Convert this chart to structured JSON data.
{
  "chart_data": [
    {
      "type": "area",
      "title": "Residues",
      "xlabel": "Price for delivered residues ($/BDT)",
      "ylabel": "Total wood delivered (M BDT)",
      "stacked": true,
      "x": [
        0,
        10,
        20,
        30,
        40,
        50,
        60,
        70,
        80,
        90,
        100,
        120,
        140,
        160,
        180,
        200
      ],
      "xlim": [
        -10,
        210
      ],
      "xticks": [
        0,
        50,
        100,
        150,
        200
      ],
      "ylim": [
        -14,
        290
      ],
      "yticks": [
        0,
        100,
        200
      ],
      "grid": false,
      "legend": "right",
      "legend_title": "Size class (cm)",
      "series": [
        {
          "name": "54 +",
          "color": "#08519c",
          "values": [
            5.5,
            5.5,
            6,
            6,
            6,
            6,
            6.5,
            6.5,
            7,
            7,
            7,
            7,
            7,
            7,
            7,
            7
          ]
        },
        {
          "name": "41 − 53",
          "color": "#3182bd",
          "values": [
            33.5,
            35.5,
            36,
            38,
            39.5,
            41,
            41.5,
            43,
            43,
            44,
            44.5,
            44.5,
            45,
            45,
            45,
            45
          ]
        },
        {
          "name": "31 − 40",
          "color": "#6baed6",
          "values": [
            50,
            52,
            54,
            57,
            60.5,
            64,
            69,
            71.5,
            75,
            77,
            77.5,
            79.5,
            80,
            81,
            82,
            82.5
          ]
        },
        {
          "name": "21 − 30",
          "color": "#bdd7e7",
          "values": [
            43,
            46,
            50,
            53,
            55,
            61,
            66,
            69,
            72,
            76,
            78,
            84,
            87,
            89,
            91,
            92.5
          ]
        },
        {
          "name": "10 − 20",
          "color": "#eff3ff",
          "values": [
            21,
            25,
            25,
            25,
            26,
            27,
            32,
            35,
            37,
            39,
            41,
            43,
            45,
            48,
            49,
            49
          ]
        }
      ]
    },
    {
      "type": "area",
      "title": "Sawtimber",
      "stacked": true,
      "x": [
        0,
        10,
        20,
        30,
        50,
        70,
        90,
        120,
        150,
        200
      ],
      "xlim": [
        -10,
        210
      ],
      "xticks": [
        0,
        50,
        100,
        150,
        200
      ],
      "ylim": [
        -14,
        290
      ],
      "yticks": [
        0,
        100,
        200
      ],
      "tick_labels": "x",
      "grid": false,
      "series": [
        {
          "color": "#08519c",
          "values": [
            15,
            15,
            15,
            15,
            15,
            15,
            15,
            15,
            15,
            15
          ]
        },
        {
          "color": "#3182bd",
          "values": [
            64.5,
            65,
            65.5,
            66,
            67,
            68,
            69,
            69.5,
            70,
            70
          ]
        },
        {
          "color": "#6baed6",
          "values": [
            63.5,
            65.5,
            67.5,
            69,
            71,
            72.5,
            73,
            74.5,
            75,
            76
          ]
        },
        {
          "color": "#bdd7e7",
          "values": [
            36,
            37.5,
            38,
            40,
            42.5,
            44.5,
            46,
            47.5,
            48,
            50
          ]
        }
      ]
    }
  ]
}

================

● Exercise objective: Count the lines above in which the word "name" appears, then state only that count.

● Correct output: 5